• What is required:
Every entry needs to be reproduced exactly.

Recorded data:
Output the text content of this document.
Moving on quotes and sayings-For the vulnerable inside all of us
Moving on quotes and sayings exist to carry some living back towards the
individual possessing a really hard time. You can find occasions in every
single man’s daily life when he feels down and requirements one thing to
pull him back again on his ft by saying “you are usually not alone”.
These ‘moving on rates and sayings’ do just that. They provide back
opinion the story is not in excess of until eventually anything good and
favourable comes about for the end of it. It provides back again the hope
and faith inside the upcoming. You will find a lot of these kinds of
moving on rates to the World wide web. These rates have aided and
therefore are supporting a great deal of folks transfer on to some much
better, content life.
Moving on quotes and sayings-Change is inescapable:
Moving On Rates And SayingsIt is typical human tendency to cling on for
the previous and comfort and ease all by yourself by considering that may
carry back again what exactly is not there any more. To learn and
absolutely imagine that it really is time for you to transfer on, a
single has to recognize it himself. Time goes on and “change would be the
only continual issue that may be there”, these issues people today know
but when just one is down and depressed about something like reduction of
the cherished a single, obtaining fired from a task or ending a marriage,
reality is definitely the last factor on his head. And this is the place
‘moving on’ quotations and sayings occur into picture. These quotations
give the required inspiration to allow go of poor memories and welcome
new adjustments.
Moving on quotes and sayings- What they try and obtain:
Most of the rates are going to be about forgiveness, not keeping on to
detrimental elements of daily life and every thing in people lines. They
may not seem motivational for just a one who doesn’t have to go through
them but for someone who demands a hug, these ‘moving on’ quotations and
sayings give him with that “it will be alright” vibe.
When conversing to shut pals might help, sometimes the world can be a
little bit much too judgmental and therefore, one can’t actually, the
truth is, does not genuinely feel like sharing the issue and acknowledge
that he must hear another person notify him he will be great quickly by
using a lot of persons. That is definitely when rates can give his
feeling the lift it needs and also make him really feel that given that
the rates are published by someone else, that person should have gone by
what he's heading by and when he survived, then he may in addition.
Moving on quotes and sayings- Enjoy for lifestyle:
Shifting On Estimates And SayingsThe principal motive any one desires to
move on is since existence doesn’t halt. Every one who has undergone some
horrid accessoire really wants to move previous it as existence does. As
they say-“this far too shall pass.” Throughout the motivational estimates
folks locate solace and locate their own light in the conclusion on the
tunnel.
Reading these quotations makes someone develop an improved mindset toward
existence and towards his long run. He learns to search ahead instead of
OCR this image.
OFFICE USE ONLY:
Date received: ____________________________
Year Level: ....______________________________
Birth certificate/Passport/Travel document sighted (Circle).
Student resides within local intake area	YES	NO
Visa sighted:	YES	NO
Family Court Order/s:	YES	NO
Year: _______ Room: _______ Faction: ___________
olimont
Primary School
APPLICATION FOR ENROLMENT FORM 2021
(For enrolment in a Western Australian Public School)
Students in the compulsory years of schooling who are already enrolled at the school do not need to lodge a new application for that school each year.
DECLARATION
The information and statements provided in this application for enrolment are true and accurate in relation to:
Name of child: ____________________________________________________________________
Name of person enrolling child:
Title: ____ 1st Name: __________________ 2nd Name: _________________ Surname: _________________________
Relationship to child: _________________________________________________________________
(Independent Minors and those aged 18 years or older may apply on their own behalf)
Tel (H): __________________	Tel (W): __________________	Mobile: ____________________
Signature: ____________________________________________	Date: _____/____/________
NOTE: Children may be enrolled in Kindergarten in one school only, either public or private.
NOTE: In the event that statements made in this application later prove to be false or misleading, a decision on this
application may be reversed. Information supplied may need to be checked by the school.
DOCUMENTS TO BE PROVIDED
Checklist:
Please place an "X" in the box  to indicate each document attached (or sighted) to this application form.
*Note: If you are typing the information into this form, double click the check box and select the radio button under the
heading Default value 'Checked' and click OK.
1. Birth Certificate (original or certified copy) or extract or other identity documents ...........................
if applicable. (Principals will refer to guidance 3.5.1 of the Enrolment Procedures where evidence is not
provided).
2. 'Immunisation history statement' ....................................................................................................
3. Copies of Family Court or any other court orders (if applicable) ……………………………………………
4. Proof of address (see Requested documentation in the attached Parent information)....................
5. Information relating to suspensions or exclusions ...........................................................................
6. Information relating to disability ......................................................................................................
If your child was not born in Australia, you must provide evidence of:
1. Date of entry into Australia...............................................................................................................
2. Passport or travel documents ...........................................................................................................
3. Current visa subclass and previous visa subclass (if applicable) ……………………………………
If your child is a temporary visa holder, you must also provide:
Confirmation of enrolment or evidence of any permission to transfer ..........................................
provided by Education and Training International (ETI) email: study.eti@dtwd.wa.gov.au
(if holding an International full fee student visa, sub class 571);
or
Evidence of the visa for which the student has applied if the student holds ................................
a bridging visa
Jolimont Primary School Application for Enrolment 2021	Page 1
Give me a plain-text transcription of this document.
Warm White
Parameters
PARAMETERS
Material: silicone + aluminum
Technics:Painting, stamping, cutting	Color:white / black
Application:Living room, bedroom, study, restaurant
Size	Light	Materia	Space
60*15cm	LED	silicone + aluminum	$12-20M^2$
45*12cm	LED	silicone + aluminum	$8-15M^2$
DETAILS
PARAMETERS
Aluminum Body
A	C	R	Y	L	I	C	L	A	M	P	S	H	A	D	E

• Final answer:
Output the text content of this document.
Moving on quotes and sayings-For the vulnerable inside all of us
Moving on quotes and sayings exist to carry some living back towards the
individual possessing a really hard time. You can find occasions in every
single man’s daily life when he feels down and requirements one thing to
pull him back again on his ft by saying “you are usually not alone”.
These ‘moving on rates and sayings’ do just that. They provide back
opinion the story is not in excess of until eventually anything good and
favourable comes about for the end of it. It provides back again the hope
and faith inside the upcoming. You will find a lot of these kinds of
moving on rates to the World wide web. These rates have aided and
therefore are supporting a great deal of folks transfer on to some much
better, content life.
Moving on quotes and sayings-Change is inescapable:
Moving On Rates And SayingsIt is typical human tendency to cling on for
the previous and comfort and ease all by yourself by considering that may
carry back again what exactly is not there any more. To learn and
absolutely imagine that it really is time for you to transfer on, a
single has to recognize it himself. Time goes on and “change would be the
only continual issue that may be there”, these issues people today know
but when just one is down and depressed about something like reduction of
the cherished a single, obtaining fired from a task or ending a marriage,
reality is definitely the last factor on his head. And this is the place
‘moving on’ quotations and sayings occur into picture. These quotations
give the required inspiration to allow go of poor memories and welcome
new adjustments.
Moving on quotes and sayings- What they try and obtain:
Most of the rates are going to be about forgiveness, not keeping on to
detrimental elements of daily life and every thing in people lines. They
may not seem motivational for just a one who doesn’t have to go through
them but for someone who demands a hug, these ‘moving on’ quotations and
sayings give him with that “it will be alright” vibe.
When conversing to shut pals might help, sometimes the world can be a
little bit much too judgmental and therefore, one can’t actually, the
truth is, does not genuinely feel like sharing the issue and acknowledge
that he must hear another person notify him he will be great quickly by
using a lot of persons. That is definitely when rates can give his
feeling the lift it needs and also make him really feel that given that
the rates are published by someone else, that person should have gone by
what he's heading by and when he survived, then he may in addition.
Moving on quotes and sayings- Enjoy for lifestyle:
Shifting On Estimates And SayingsThe principal motive any one desires to
move on is since existence doesn’t halt. Every one who has undergone some
horrid accessoire really wants to move previous it as existence does. As
they say-“this far too shall pass.” Throughout the motivational estimates
folks locate solace and locate their own light in the conclusion on the
tunnel.
Reading these quotations makes someone develop an improved mindset toward
existence and towards his long run. He learns to search ahead instead of
OCR this image.
OFFICE USE ONLY:
Date received: ____________________________
Year Level: ....______________________________
Birth certificate/Passport/Travel document sighted (Circle).
Student resides within local intake area	YES	NO
Visa sighted:	YES	NO
Family Court Order/s:	YES	NO
Year: _______ Room: _______ Faction: ___________
olimont
Primary School
APPLICATION FOR ENROLMENT FORM 2021
(For enrolment in a Western Australian Public School)
Students in the compulsory years of schooling who are already enrolled at the school do not need to lodge a new application for that school each year.
DECLARATION
The information and statements provided in this application for enrolment are true and accurate in relation to:
Name of child: ____________________________________________________________________
Name of person enrolling child:
Title: ____ 1st Name: __________________ 2nd Name: _________________ Surname: _________________________
Relationship to child: _________________________________________________________________
(Independent Minors and those aged 18 years or older may apply on their own behalf)
Tel (H): __________________	Tel (W): __________________	Mobile: ____________________
Signature: ____________________________________________	Date: _____/____/________
NOTE: Children may be enrolled in Kindergarten in one school only, either public or private.
NOTE: In the event that statements made in this application later prove to be false or misleading, a decision on this
application may be reversed. Information supplied may need to be checked by the school.
DOCUMENTS TO BE PROVIDED
Checklist:
Please place an "X" in the box  to indicate each document attached (or sighted) to this application form.
*Note: If you are typing the information into this form, double click the check box and select the radio button under the
heading Default value 'Checked' and click OK.
1. Birth Certificate (original or certified copy) or extract or other identity documents ...........................
if applicable. (Principals will refer to guidance 3.5.1 of the Enrolment Procedures where evidence is not
provided).
2. 'Immunisation history statement' ....................................................................................................
3. Copies of Family Court or any other court orders (if applicable) ……………………………………………
4. Proof of address (see Requested documentation in the attached Parent information)....................
5. Information relating to suspensions or exclusions ...........................................................................
6. Information relating to disability ......................................................................................................
If your child was not born in Australia, you must provide evidence of:
1. Date of entry into Australia...............................................................................................................
2. Passport or travel documents ...........................................................................................................
3. Current visa subclass and previous visa subclass (if applicable) ……………………………………
If your child is a temporary visa holder, you must also provide:
Confirmation of enrolment or evidence of any permission to transfer ..........................................
provided by Education and Training International (ETI) email: study.eti@dtwd.wa.gov.au
(if holding an International full fee student visa, sub class 571);
or
Evidence of the visa for which the student has applied if the student holds ................................
a bridging visa
Jolimont Primary School Application for Enrolment 2021	Page 1
Give me a plain-text transcription of this document.
Warm White
Parameters
PARAMETERS
Material: silicone + aluminum
Technics:Painting, stamping, cutting	Color:white / black
Application:Living room, bedroom, study, restaurant
Size	Light	Materia	Space
60*15cm	LED	silicone + aluminum	$12-20M^2$
45*12cm	LED	silicone + aluminum	$8-15M^2$
DETAILS
PARAMETERS
Aluminum Body
A	C	R	Y	L	I	C	L	A	M	P	S	H	A	D	E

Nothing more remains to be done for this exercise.